• **Task statement**
Would you restate all the data that follows, word for word?
◆ ◆ ◆ ◆ ◆ ◆ ◆
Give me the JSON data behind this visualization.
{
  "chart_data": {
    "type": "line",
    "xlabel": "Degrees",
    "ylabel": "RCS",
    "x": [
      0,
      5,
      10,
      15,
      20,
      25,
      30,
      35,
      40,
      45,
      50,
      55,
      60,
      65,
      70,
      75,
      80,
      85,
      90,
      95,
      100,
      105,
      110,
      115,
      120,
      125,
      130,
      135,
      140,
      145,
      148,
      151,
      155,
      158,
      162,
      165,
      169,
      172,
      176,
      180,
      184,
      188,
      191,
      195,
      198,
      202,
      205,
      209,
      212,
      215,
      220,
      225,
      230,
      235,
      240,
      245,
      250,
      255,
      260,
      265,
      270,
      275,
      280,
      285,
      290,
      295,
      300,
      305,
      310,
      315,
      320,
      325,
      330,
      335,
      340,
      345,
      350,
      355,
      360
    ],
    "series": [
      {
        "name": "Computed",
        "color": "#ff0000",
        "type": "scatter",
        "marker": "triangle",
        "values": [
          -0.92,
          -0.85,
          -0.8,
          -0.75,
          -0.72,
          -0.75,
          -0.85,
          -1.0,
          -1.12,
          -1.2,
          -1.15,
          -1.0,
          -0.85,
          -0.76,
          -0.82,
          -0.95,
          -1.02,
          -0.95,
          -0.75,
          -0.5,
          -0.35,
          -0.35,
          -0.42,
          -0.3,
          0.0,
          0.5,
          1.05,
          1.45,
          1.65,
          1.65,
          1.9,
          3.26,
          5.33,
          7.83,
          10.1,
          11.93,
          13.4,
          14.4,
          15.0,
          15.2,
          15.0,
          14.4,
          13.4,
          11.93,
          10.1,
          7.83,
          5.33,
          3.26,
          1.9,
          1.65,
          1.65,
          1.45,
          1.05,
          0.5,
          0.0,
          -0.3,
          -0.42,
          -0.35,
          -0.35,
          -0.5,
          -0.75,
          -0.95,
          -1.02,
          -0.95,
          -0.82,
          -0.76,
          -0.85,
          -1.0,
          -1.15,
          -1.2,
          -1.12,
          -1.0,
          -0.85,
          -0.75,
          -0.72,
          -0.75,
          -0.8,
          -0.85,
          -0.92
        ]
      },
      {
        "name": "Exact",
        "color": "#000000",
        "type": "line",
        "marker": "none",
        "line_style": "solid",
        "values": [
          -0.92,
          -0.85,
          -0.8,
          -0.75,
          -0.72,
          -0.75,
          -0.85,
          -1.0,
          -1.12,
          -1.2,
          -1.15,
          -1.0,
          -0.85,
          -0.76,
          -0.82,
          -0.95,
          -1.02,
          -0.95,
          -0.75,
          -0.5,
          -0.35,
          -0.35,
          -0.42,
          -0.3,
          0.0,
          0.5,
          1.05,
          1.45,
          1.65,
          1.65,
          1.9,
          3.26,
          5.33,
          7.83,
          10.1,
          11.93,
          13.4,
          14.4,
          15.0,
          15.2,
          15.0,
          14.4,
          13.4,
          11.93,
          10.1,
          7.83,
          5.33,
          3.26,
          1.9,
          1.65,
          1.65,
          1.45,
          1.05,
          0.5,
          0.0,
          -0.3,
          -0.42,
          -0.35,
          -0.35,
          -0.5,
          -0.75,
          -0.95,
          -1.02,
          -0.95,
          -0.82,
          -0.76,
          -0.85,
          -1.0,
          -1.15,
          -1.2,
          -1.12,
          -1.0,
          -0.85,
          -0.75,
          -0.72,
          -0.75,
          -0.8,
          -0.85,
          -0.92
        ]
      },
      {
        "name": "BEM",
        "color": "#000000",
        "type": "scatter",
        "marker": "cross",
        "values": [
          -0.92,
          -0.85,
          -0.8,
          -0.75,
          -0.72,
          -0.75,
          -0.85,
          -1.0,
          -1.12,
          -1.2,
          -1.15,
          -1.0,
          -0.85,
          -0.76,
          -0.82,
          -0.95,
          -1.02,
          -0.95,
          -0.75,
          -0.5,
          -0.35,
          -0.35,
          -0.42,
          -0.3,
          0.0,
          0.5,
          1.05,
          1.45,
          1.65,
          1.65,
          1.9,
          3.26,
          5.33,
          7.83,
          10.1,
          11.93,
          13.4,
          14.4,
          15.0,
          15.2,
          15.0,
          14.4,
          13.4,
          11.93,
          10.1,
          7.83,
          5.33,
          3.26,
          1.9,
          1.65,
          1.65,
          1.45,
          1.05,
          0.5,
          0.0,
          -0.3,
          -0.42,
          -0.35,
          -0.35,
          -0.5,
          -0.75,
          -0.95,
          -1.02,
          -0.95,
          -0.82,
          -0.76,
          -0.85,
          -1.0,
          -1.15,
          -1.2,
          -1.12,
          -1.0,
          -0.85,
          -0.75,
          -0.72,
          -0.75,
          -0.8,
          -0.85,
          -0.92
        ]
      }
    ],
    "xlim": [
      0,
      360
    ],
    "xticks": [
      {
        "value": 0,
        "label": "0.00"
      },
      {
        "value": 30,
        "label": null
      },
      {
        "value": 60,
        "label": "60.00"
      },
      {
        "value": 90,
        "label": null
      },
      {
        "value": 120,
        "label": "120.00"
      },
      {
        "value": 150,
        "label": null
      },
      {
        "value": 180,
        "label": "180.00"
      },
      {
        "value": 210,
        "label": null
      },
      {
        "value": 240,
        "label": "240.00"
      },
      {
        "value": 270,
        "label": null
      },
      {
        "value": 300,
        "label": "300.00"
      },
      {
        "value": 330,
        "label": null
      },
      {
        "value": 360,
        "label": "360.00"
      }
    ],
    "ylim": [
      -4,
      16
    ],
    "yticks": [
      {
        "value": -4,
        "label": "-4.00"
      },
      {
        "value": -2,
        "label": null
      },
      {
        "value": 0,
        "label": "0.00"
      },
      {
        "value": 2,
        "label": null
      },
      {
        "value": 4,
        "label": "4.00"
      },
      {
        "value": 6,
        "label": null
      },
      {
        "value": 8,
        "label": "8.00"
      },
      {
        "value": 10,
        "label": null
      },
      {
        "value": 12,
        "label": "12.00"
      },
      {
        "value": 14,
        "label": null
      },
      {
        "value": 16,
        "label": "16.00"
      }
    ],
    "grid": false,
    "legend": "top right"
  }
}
◆ ◆ ◆ ◆ ◆ ◆ ◆
• **Solution to the problem**
Give me the JSON data behind this visualization.
{
  "chart_data": {
    "type": "line",
    "xlabel": "Degrees",
    "ylabel": "RCS",
    "x": [
      0,
      5,
      10,
      15,
      20,
      25,
      30,
      35,
      40,
      45,
      50,
      55,
      60,
      65,
      70,
      75,
      80,
      85,
      90,
      95,
      100,
      105,
      110,
      115,
      120,
      125,
      130,
      135,
      140,
      145,
      148,
      151,
      155,
      158,
      162,
      165,
      169,
      172,
      176,
      180,
      184,
      188,
      191,
      195,
      198,
      202,
      205,
      209,
      212,
      215,
      220,
      225,
      230,
      235,
      240,
      245,
      250,
      255,
      260,
      265,
      270,
      275,
      280,
      285,
      290,
      295,
      300,
      305,
      310,
      315,
      320,
      325,
      330,
      335,
      340,
      345,
      350,
      355,
      360
    ],
    "series": [
      {
        "name": "Computed",
        "color": "#ff0000",
        "type": "scatter",
        "marker": "triangle",
        "values": [
          -0.92,
          -0.85,
          -0.8,
          -0.75,
          -0.72,
          -0.75,
          -0.85,
          -1.0,
          -1.12,
          -1.2,
          -1.15,
          -1.0,
          -0.85,
          -0.76,
          -0.82,
          -0.95,
          -1.02,
          -0.95,
          -0.75,
          -0.5,
          -0.35,
          -0.35,
          -0.42,
          -0.3,
          0.0,
          0.5,
          1.05,
          1.45,
          1.65,
          1.65,
          1.9,
          3.26,
          5.33,
          7.83,
          10.1,
          11.93,
          13.4,
          14.4,
          15.0,
          15.2,
          15.0,
          14.4,
          13.4,
          11.93,
          10.1,
          7.83,
          5.33,
          3.26,
          1.9,
          1.65,
          1.65,
          1.45,
          1.05,
          0.5,
          0.0,
          -0.3,
          -0.42,
          -0.35,
          -0.35,
          -0.5,
          -0.75,
          -0.95,
          -1.02,
          -0.95,
          -0.82,
          -0.76,
          -0.85,
          -1.0,
          -1.15,
          -1.2,
          -1.12,
          -1.0,
          -0.85,
          -0.75,
          -0.72,
          -0.75,
          -0.8,
          -0.85,
          -0.92
        ]
      },
      {
        "name": "Exact",
        "color": "#000000",
        "type": "line",
        "marker": "none",
        "line_style": "solid",
        "values": [
          -0.92,
          -0.85,
          -0.8,
          -0.75,
          -0.72,
          -0.75,
          -0.85,
          -1.0,
          -1.12,
          -1.2,
          -1.15,
          -1.0,
          -0.85,
          -0.76,
          -0.82,
          -0.95,
          -1.02,
          -0.95,
          -0.75,
          -0.5,
          -0.35,
          -0.35,
          -0.42,
          -0.3,
          0.0,
          0.5,
          1.05,
          1.45,
          1.65,
          1.65,
          1.9,
          3.26,
          5.33,
          7.83,
          10.1,
          11.93,
          13.4,
          14.4,
          15.0,
          15.2,
          15.0,
          14.4,
          13.4,
          11.93,
          10.1,
          7.83,
          5.33,
          3.26,
          1.9,
          1.65,
          1.65,
          1.45,
          1.05,
          0.5,
          0.0,
          -0.3,
          -0.42,
          -0.35,
          -0.35,
          -0.5,
          -0.75,
          -0.95,
          -1.02,
          -0.95,
          -0.82,
          -0.76,
          -0.85,
          -1.0,
          -1.15,
          -1.2,
          -1.12,
          -1.0,
          -0.85,
          -0.75,
          -0.72,
          -0.75,
          -0.8,
          -0.85,
          -0.92
        ]
      },
      {
        "name": "BEM",
        "color": "#000000",
        "type": "scatter",
        "marker": "cross",
        "values": [
          -0.92,
          -0.85,
          -0.8,
          -0.75,
          -0.72,
          -0.75,
          -0.85,
          -1.0,
          -1.12,
          -1.2,
          -1.15,
          -1.0,
          -0.85,
          -0.76,
          -0.82,
          -0.95,
          -1.02,
          -0.95,
          -0.75,
          -0.5,
          -0.35,
          -0.35,
          -0.42,
          -0.3,
          0.0,
          0.5,
          1.05,
          1.45,
          1.65,
          1.65,
          1.9,
          3.26,
          5.33,
          7.83,
          10.1,
          11.93,
          13.4,
          14.4,
          15.0,
          15.2,
          15.0,
          14.4,
          13.4,
          11.93,
          10.1,
          7.83,
          5.33,
          3.26,
          1.9,
          1.65,
          1.65,
          1.45,
          1.05,
          0.5,
          0.0,
          -0.3,
          -0.42,
          -0.35,
          -0.35,
          -0.5,
          -0.75,
          -0.95,
          -1.02,
          -0.95,
          -0.82,
          -0.76,
          -0.85,
          -1.0,
          -1.15,
          -1.2,
          -1.12,
          -1.0,
          -0.85,
          -0.75,
          -0.72,
          -0.75,
          -0.8,
          -0.85,
          -0.92
        ]
      }
    ],
    "xlim": [
      0,
      360
    ],
    "xticks": [
      {
        "value": 0,
        "label": "0.00"
      },
      {
        "value": 30,
        "label": null
      },
      {
        "value": 60,
        "label": "60.00"
      },
      {
        "value": 90,
        "label": null
      },
      {
        "value": 120,
        "label": "120.00"
      },
      {
        "value": 150,
        "label": null
      },
      {
        "value": 180,
        "label": "180.00"
      },
      {
        "value": 210,
        "label": null
      },
      {
        "value": 240,
        "label": "240.00"
      },
      {
        "value": 270,
        "label": null
      },
      {
        "value": 300,
        "label": "300.00"
      },
      {
        "value": 330,
        "label": null
      },
      {
        "value": 360,
        "label": "360.00"
      }
    ],
    "ylim": [
      -4,
      16
    ],
    "yticks": [
      {
        "value": -4,
        "label": "-4.00"
      },
      {
        "value": -2,
        "label": null
      },
      {
        "value": 0,
        "label": "0.00"
      },
      {
        "value": 2,
        "label": null
      },
      {
        "value": 4,
        "label": "4.00"
      },
      {
        "value": 6,
        "label": null
      },
      {
        "value": 8,
        "label": "8.00"
      },
      {
        "value": 10,
        "label": null
      },
      {
        "value": 12,
        "label": "12.00"
      },
      {
        "value": 14,
        "label": null
      },
      {
        "value": 16,
        "label": "16.00"
      }
    ],
    "grid": false,
    "legend": "top right"
  }
}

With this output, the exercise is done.